▸ **The task**
Return the data unchanged, beginning at the line with "Decompose this screenshot" and continuing through the line with "cylinder-left-body [253,335,295,399]", both included.

▸ **Information provided**
※ ※ ※
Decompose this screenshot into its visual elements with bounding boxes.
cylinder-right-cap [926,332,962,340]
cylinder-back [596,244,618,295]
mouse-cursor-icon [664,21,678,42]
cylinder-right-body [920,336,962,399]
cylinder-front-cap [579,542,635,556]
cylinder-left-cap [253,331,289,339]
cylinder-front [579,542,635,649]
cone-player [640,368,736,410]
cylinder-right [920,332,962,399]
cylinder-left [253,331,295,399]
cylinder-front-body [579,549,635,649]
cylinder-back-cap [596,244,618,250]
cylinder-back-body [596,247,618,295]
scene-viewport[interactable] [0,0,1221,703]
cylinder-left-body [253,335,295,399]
※ ※ ※
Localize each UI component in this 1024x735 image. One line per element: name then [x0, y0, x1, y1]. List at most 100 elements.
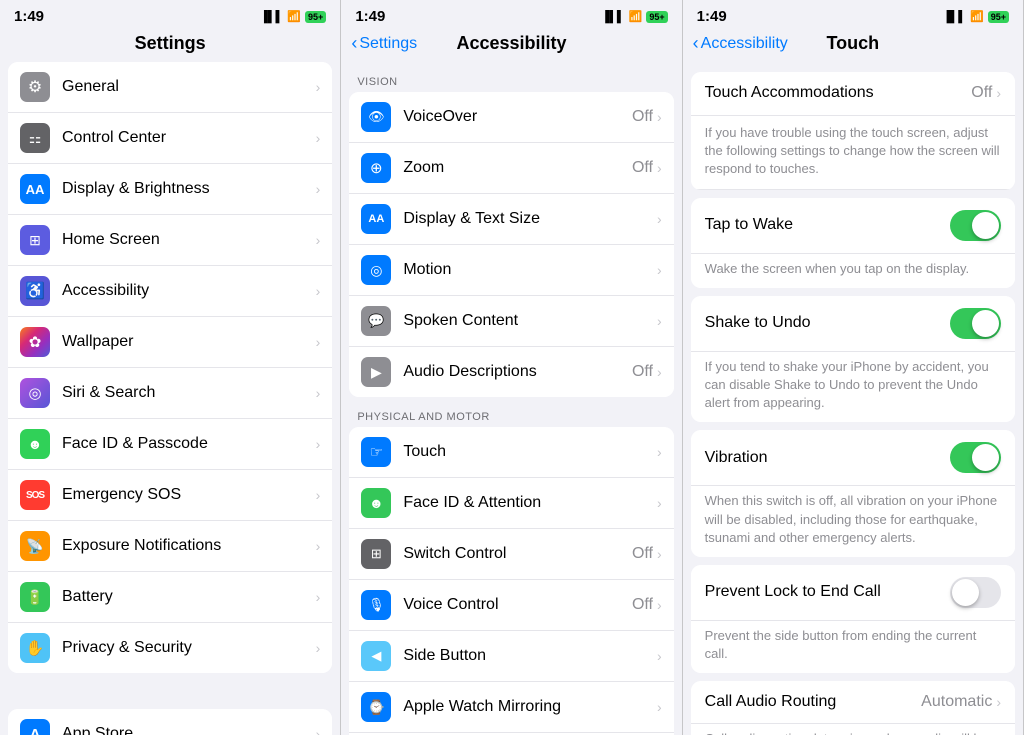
※ ※ ※
▸ **Answer below**
Decompose this screenshot into its visual elements with bounding boxes.
cylinder-right-cap [926,332,962,340]
cylinder-back [596,244,618,295]
mouse-cursor-icon [664,21,678,42]
cylinder-right-body [920,336,962,399]
cylinder-front-cap [579,542,635,556]
cylinder-left-cap [253,331,289,339]
cylinder-front [579,542,635,649]
cone-player [640,368,736,410]
cylinder-right [920,332,962,399]
cylinder-left [253,331,295,399]
cylinder-front-body [579,549,635,649]
cylinder-back-cap [596,244,618,250]
cylinder-back-body [596,247,618,295]
scene-viewport[interactable] [0,0,1221,703]
cylinder-left-body [253,335,295,399]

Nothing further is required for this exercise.